▸ **GIVEN TASK**: Pull out from the material below all lines with "right".

** Start **

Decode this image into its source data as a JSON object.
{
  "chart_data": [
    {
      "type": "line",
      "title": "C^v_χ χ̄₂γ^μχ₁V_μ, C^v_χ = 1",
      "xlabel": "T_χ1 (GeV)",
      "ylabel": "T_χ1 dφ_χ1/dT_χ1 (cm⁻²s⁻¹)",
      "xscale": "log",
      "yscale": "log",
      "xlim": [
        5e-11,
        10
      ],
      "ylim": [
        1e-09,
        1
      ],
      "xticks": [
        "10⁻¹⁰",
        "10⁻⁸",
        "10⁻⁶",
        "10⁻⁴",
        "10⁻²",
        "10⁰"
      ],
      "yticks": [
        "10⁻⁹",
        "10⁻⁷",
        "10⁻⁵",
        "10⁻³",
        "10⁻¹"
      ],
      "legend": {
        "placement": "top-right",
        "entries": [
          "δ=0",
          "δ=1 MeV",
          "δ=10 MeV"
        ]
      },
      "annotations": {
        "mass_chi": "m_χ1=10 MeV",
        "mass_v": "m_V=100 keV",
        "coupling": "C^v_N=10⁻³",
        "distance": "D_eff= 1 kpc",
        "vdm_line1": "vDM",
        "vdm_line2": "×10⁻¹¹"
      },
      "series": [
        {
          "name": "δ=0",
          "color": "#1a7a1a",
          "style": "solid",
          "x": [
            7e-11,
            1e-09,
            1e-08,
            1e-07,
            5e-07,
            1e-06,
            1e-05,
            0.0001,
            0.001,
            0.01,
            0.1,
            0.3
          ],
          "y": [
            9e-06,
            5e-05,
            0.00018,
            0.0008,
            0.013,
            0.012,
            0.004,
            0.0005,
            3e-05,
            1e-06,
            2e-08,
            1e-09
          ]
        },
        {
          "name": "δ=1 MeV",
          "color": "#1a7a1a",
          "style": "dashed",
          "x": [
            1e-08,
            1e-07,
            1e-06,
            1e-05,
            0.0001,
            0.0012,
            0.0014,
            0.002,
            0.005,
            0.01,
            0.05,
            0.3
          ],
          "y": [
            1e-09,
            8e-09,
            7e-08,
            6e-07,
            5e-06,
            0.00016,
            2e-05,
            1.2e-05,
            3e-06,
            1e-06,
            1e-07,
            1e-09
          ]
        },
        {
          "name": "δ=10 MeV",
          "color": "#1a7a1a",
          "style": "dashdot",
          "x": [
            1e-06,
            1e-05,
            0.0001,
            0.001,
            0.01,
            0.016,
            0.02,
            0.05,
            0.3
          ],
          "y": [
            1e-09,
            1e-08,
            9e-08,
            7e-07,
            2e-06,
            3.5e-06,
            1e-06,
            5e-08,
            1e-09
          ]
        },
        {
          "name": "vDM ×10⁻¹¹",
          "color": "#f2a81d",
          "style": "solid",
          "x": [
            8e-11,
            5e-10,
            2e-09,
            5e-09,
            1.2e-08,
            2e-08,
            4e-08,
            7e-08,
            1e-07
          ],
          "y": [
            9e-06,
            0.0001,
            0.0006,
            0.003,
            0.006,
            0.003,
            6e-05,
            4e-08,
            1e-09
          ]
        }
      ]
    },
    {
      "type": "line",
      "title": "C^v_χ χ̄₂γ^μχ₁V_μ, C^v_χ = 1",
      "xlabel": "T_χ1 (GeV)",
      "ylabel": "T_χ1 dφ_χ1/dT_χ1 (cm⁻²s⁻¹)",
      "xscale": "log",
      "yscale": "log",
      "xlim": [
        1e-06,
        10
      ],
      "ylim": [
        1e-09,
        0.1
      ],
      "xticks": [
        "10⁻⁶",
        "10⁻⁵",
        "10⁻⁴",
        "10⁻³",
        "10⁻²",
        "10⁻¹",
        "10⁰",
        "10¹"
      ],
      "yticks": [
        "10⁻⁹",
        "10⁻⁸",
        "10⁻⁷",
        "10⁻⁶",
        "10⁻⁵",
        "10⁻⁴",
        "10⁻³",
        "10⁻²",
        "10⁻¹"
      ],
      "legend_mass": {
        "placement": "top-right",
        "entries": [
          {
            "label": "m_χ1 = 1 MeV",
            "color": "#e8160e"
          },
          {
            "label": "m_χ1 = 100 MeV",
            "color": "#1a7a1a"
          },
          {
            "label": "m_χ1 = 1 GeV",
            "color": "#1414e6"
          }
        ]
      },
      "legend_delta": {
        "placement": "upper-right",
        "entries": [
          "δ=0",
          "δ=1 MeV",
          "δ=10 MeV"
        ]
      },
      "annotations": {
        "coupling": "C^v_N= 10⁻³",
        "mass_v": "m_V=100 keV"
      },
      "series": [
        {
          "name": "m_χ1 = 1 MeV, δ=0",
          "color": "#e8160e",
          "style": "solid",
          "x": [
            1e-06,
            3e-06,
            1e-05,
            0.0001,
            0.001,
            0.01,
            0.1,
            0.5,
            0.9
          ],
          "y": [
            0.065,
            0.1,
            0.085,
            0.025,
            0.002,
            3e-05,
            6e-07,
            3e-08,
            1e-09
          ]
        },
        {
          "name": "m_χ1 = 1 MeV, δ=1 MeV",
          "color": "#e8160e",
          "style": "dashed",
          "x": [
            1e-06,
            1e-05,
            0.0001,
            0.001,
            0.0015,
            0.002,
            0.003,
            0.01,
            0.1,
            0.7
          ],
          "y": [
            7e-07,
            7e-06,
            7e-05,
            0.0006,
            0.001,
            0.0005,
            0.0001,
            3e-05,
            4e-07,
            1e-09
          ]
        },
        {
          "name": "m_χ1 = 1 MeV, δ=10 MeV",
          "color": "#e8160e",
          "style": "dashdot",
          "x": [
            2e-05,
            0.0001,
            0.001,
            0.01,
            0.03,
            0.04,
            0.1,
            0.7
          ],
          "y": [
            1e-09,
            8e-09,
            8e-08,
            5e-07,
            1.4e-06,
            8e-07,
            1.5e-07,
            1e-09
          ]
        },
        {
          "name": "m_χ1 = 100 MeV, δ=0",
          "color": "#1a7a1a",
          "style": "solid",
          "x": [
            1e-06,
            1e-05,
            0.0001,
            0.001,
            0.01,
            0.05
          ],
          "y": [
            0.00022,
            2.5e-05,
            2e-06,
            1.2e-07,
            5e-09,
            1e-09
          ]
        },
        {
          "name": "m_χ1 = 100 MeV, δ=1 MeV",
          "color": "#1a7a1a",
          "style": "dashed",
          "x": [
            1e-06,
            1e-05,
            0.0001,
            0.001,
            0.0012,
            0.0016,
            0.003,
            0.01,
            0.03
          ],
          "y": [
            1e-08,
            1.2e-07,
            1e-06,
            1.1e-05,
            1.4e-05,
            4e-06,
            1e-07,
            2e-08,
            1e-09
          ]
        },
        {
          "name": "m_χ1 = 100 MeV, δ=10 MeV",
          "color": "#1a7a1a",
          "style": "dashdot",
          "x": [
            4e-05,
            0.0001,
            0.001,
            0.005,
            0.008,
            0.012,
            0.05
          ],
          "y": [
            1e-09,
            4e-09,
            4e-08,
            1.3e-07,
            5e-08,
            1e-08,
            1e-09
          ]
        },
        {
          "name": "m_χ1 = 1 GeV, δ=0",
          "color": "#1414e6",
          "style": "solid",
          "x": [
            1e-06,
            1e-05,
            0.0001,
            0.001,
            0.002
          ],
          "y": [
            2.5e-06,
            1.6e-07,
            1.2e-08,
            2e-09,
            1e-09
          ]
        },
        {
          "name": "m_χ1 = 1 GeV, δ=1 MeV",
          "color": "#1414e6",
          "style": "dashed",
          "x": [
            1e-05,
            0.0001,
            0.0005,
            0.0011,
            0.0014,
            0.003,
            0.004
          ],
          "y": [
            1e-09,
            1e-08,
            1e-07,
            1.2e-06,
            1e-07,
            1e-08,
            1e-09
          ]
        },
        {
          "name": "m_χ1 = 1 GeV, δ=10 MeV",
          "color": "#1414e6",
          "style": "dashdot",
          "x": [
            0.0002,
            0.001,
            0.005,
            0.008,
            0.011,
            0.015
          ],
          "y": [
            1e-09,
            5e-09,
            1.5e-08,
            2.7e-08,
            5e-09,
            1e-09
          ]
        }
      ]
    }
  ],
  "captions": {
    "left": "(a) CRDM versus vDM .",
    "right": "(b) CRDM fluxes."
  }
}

** End **

▸ **RESULT**:
        "placement": "top-right",
        "placement": "top-right",
        "placement": "upper-right",
    "right": "(b) CRDM fluxes."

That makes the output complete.